» **Source passage**:
Monday 14 December 2015

Roast Potatoes

Golden and crunchy

The executive summary: take some evenly sized, dry, parboiled, Maris Pipers. Baste them in hot fat and roast for at least an hour.

I have a few rules, most of which you'll probably be familiar with. We are a post-Delia nation after all.
  • Use Maris Pipers. These are the least wet spuds available. If not MPs go for King Edwards. It's all about the starch. Lots of dry matter in the potato gives you a fluffy finish, little dry matter and you have a soapy texture. Do you like soap?
  • Make sure the potatoes are evenly sized.It's just obvious: same size = same cooking time
  • Parboil the potatoes. Heston does it almost to destruction but that's a world of pain. I usually dance around 12 minutes.
  • Dry the potatoes after boiling. Space them out on a clean tea towel and allow them to steam themselves dry. You can rough up the surface by gently shuffling them about too. You don't need to shake them furiously. I find this result in a pan full of spud-slush and many breakages.
  • Heat the roasting pan on the hob or in the oven if you have space. Either way, make sure your oil is very hot. Same principle as when making Yorkshire puddings. Using tongs, roll the pots in the oil, covering all sides. You don't need a swimming pool of oil but there should be a slick. Fat should flow when you tip the pan. If you don't have enough oil, the potatoes will develop leathery jackets.
  • Use goose fat. I'm not as fascist about this I once was. I've used sunflower oil with decent results. Beef fat tastes beefy, fine with a forerib, less so with chicken. Personally I think olive oil imparts the wrong flavour.

» **What to produce**: Extend the roast potatoes post beyond its last sentence, keeping its voice.

» **Material provided**:
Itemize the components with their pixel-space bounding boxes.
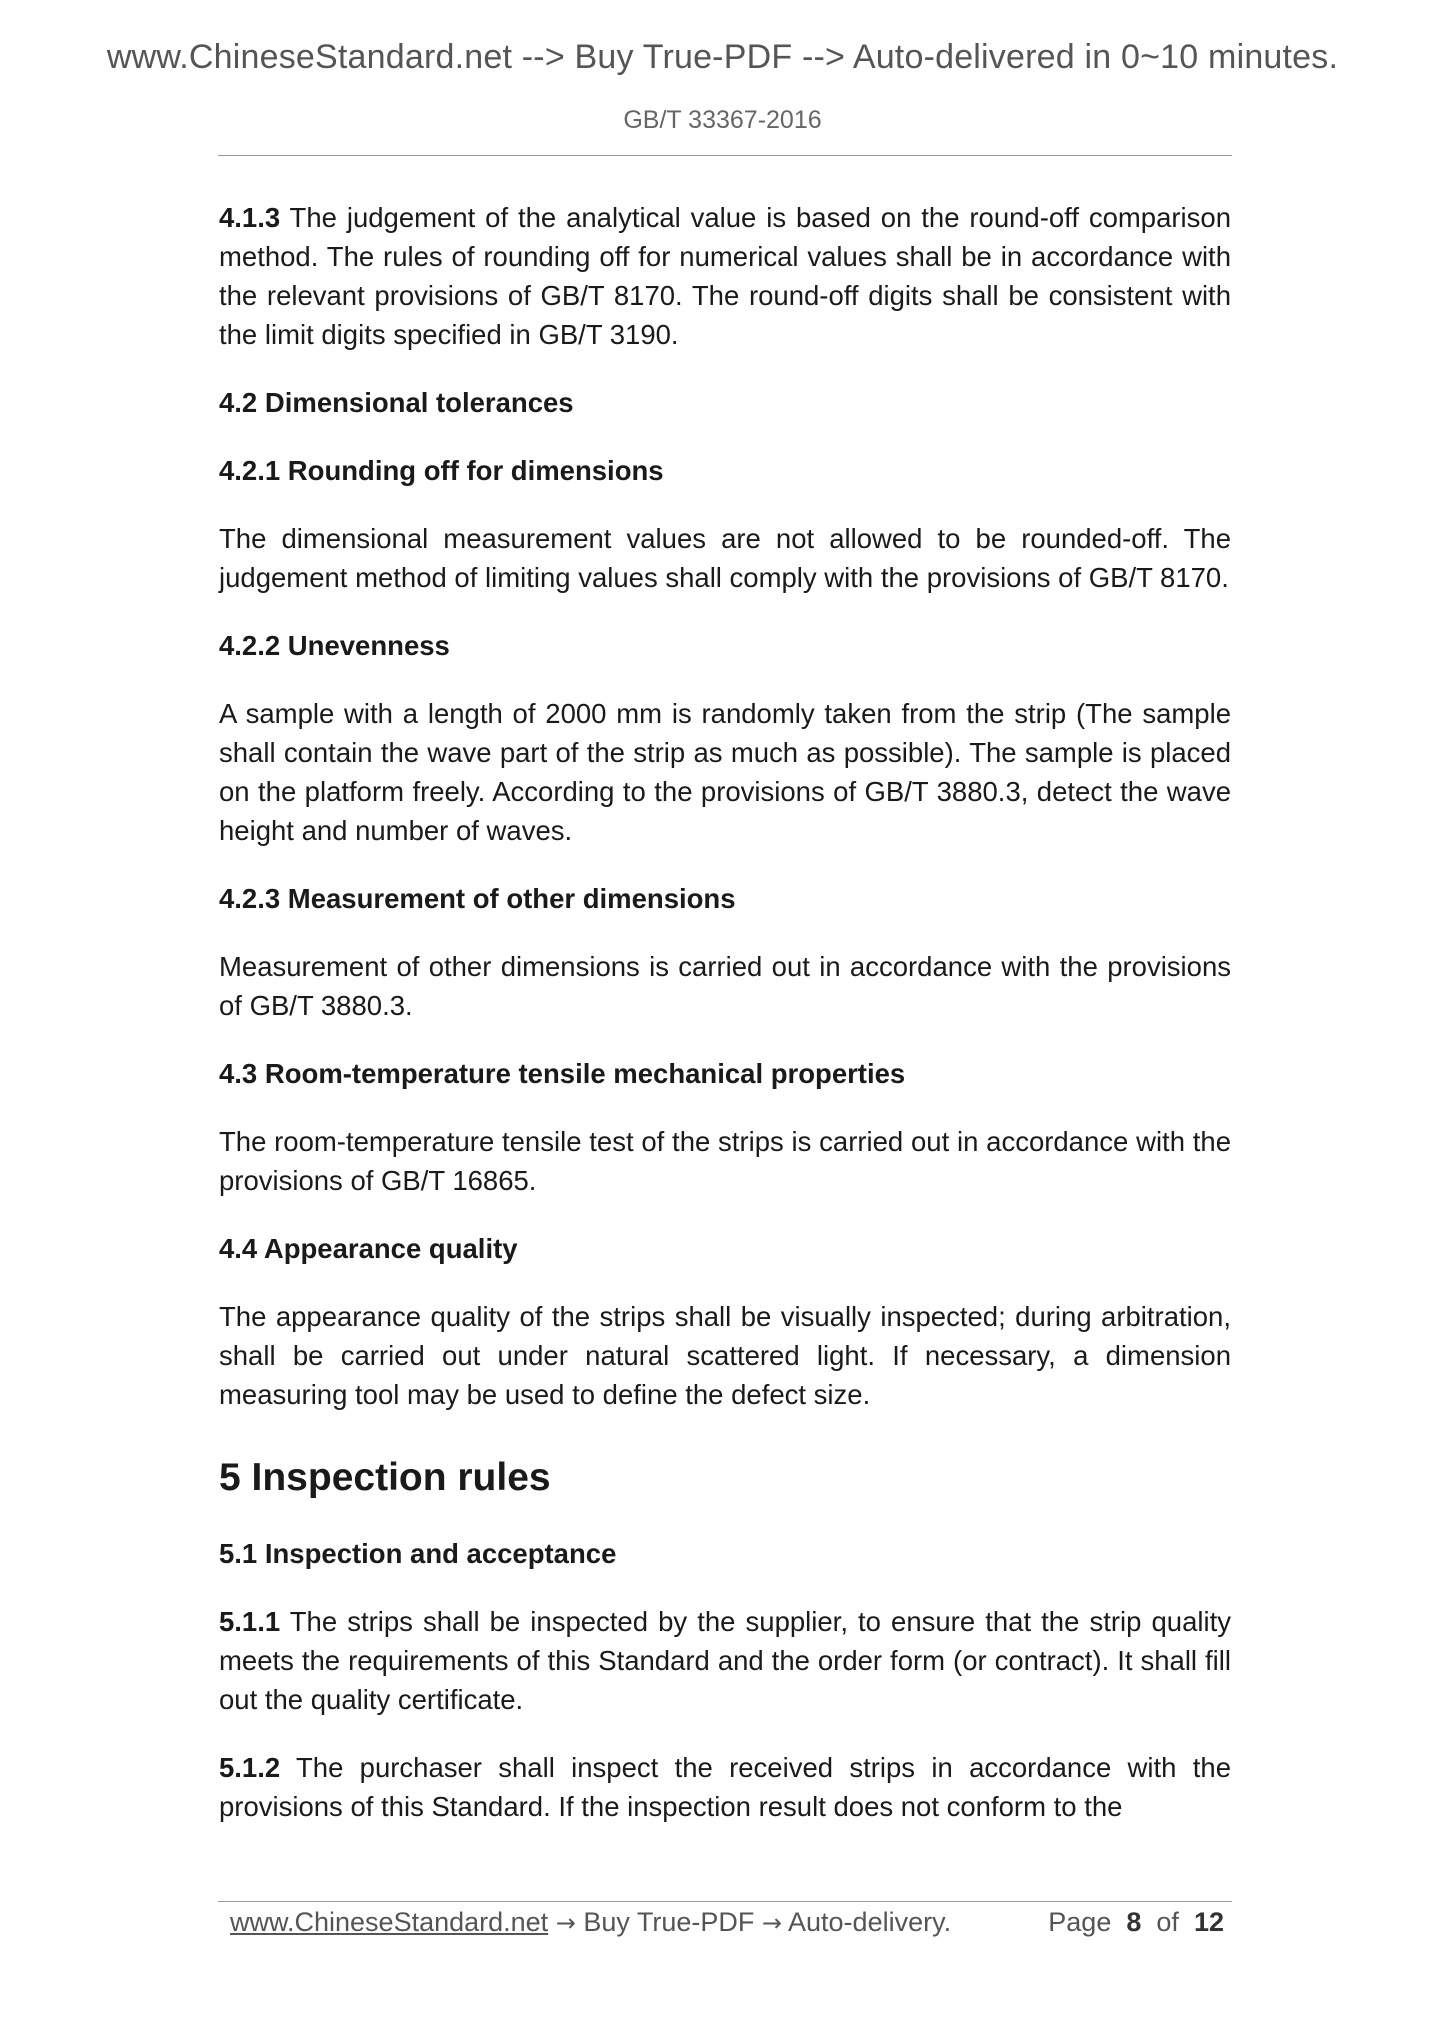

» **Response to the exercise**:
Flavouring the oil with shallots, thyme and marrowbone
  • Flavour the oil. Fry up some rough cut onion or shallots first and leave in. The allium can also be served up. Add offcuts of the meat joint or hunks of bone marrow if you have them. Ask you butcher to split some beef bones... although this may offend your vegetarian guests (mind, so would the dead geese). Woody herbs like thyme and rosemary are good too but watch for hot spitting oil when you place them in. Soft leafy herbs like basil will simply cinder and taint.
  • Give the potatoes space in the roasting pan. Too crowded and they will steam together like fat, white men in a sauna. No one wants that. Steam is the enemy of crisp.
  • Turn the potatoes half way through the cooking. This makes more golden, glassy sides.
  • Cook for at least an hour. Ignore recipes that pretend you can do it in less. I don't even think the temperature matters as much as the time. I tend to go for 90 minutes at 180°C. Much above 200°C and things can char to bitterness. You can always take them out early. If you want crisp pots quicker, try my 'crash potatoes'.
  • Roast pots will reheat without worry. A ten minute blast at 180-220°C - depending what else is in your oven. If your oven is small, do the pots first, then the main joint, then reheat the roasties while the meat is resting.
Further recipes and reading: Yorkshires.   Beef Rib.   A better way to roast beef.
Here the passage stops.